Task objective —
Reproduce every entry that follows word for word, but omit the images.

Records provided —
__________________________________________________

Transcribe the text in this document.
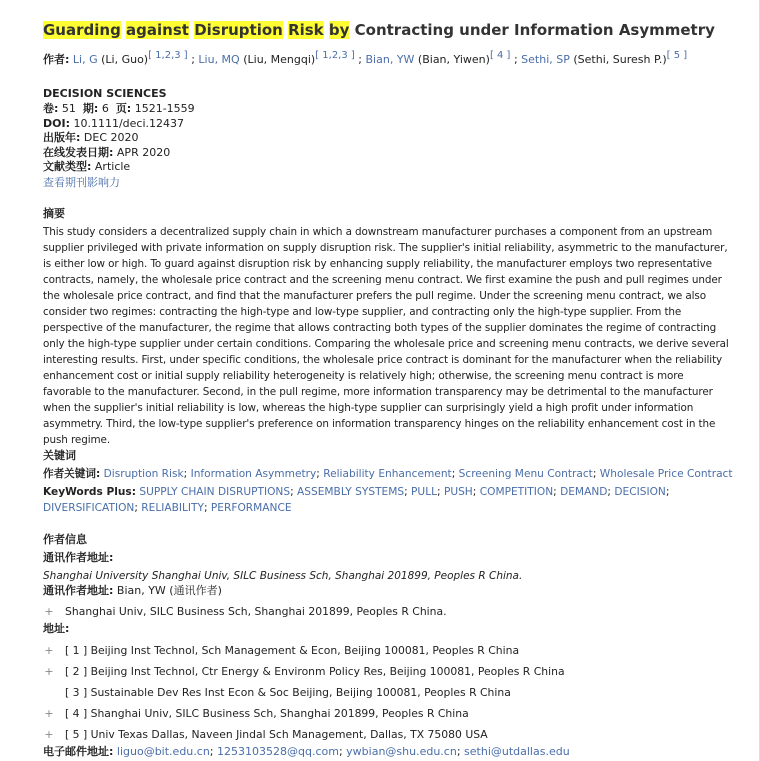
Guarding against Disruption Risk by Contracting under Information Asymmetry
作者: Li, G (Li, Guo)[ 1,2,3 ] ; Liu, MQ (Liu, Mengqi)[ 1,2,3 ] ; Bian, YW (Bian, Yiwen)[ 4 ] ; Sethi, SP (Sethi, Suresh P.)[ 5 ]
DECISION SCIENCES
卷: 51 期: 6 页: 1521-1559
DOI: 10.1111/deci.12437
出版年: DEC 2020
在线发表日期: APR 2020
文献类型: Article
查看期刊影响力
摘要
This study considers a decentralized supply chain in which a downstream manufacturer purchases a component from an upstream supplier privileged with private information on supply disruption risk. The supplier's initial reliability, asymmetric to the manufacturer, is either low or high. To guard against disruption risk by enhancing supply reliability, the manufacturer employs two representative contracts, namely, the wholesale price contract and the screening menu contract. We first examine the push and pull regimes under the wholesale price contract, and find that the manufacturer prefers the pull regime. Under the screening menu contract, we also consider two regimes: contracting the high-type and low-type supplier, and contracting only the high-type supplier. From the perspective of the manufacturer, the regime that allows contracting both types of the supplier dominates the regime of contracting only the high-type supplier under certain conditions. Comparing the wholesale price and screening menu contracts, we derive several interesting results. First, under specific conditions, the wholesale price contract is dominant for the manufacturer when the reliability enhancement cost or initial supply reliability heterogeneity is relatively high; otherwise, the screening menu contract is more favorable to the manufacturer. Second, in the pull regime, more information transparency may be detrimental to the manufacturer when the supplier's initial reliability is low, whereas the high-type supplier can surprisingly yield a high profit under information asymmetry. Third, the low-type supplier's preference on information transparency hinges on the reliability enhancement cost in the push regime.
关键词
作者关键词: Disruption Risk; Information Asymmetry; Reliability Enhancement; Screening Menu Contract; Wholesale Price Contract
KeyWords Plus: SUPPLY CHAIN DISRUPTIONS; ASSEMBLY SYSTEMS; PULL; PUSH; COMPETITION; DEMAND; DECISION; DIVERSIFICATION; RELIABILITY; PERFORMANCE
作者信息
通讯作者地址:
Shanghai University Shanghai Univ, SILC Business Sch, Shanghai 201899, Peoples R China.
通讯作者地址: Bian, YW (通讯作者)
+ Shanghai Univ, SILC Business Sch, Shanghai 201899, Peoples R China.
地址:
+ [ 1 ] Beijing Inst Technol, Sch Management & Econ, Beijing 100081, Peoples R China
+ [ 2 ] Beijing Inst Technol, Ctr Energy & Environm Policy Res, Beijing 100081, Peoples R China
[ 3 ] Sustainable Dev Res Inst Econ & Soc Beijing, Beijing 100081, Peoples R China
+ [ 4 ] Shanghai Univ, SILC Business Sch, Shanghai 201899, Peoples R China
+ [ 5 ] Univ Texas Dallas, Naveen Jindal Sch Management, Dallas, TX 75080 USA
电子邮件地址: liguo@bit.edu.cn; 1253103528@qq.com; ywbian@shu.edu.cn; sethi@utdallas.edu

__________________________________________________

Exercise result —
Transcribe the text in this document.
Guarding against Disruption Risk by Contracting under Information Asymmetry
作者: Li, G (Li, Guo)[ 1,2,3 ] ; Liu, MQ (Liu, Mengqi)[ 1,2,3 ] ; Bian, YW (Bian, Yiwen)[ 4 ] ; Sethi, SP (Sethi, Suresh P.)[ 5 ]
DECISION SCIENCES
卷: 51 期: 6 页: 1521-1559
DOI: 10.1111/deci.12437
出版年: DEC 2020
在线发表日期: APR 2020
文献类型: Article
查看期刊影响力
摘要
This study considers a decentralized supply chain in which a downstream manufacturer purchases a component from an upstream supplier privileged with private information on supply disruption risk. The supplier's initial reliability, asymmetric to the manufacturer, is either low or high. To guard against disruption risk by enhancing supply reliability, the manufacturer employs two representative contracts, namely, the wholesale price contract and the screening menu contract. We first examine the push and pull regimes under the wholesale price contract, and find that the manufacturer prefers the pull regime. Under the screening menu contract, we also consider two regimes: contracting the high-type and low-type supplier, and contracting only the high-type supplier. From the perspective of the manufacturer, the regime that allows contracting both types of the supplier dominates the regime of contracting only the high-type supplier under certain conditions. Comparing the wholesale price and screening menu contracts, we derive several interesting results. First, under specific conditions, the wholesale price contract is dominant for the manufacturer when the reliability enhancement cost or initial supply reliability heterogeneity is relatively high; otherwise, the screening menu contract is more favorable to the manufacturer. Second, in the pull regime, more information transparency may be detrimental to the manufacturer when the supplier's initial reliability is low, whereas the high-type supplier can surprisingly yield a high profit under information asymmetry. Third, the low-type supplier's preference on information transparency hinges on the reliability enhancement cost in the push regime.
关键词
作者关键词: Disruption Risk; Information Asymmetry; Reliability Enhancement; Screening Menu Contract; Wholesale Price Contract
KeyWords Plus: SUPPLY CHAIN DISRUPTIONS; ASSEMBLY SYSTEMS; PULL; PUSH; COMPETITION; DEMAND; DECISION; DIVERSIFICATION; RELIABILITY; PERFORMANCE
作者信息
通讯作者地址:
Shanghai University Shanghai Univ, SILC Business Sch, Shanghai 201899, Peoples R China.
通讯作者地址: Bian, YW (通讯作者)
+ Shanghai Univ, SILC Business Sch, Shanghai 201899, Peoples R China.
地址:
+ [ 1 ] Beijing Inst Technol, Sch Management & Econ, Beijing 100081, Peoples R China
+ [ 2 ] Beijing Inst Technol, Ctr Energy & Environm Policy Res, Beijing 100081, Peoples R China
[ 3 ] Sustainable Dev Res Inst Econ & Soc Beijing, Beijing 100081, Peoples R China
+ [ 4 ] Shanghai Univ, SILC Business Sch, Shanghai 201899, Peoples R China
+ [ 5 ] Univ Texas Dallas, Naveen Jindal Sch Management, Dallas, TX 75080 USA
电子邮件地址: liguo@bit.edu.cn; 1253103528@qq.com; ywbian@shu.edu.cn; sethi@utdallas.edu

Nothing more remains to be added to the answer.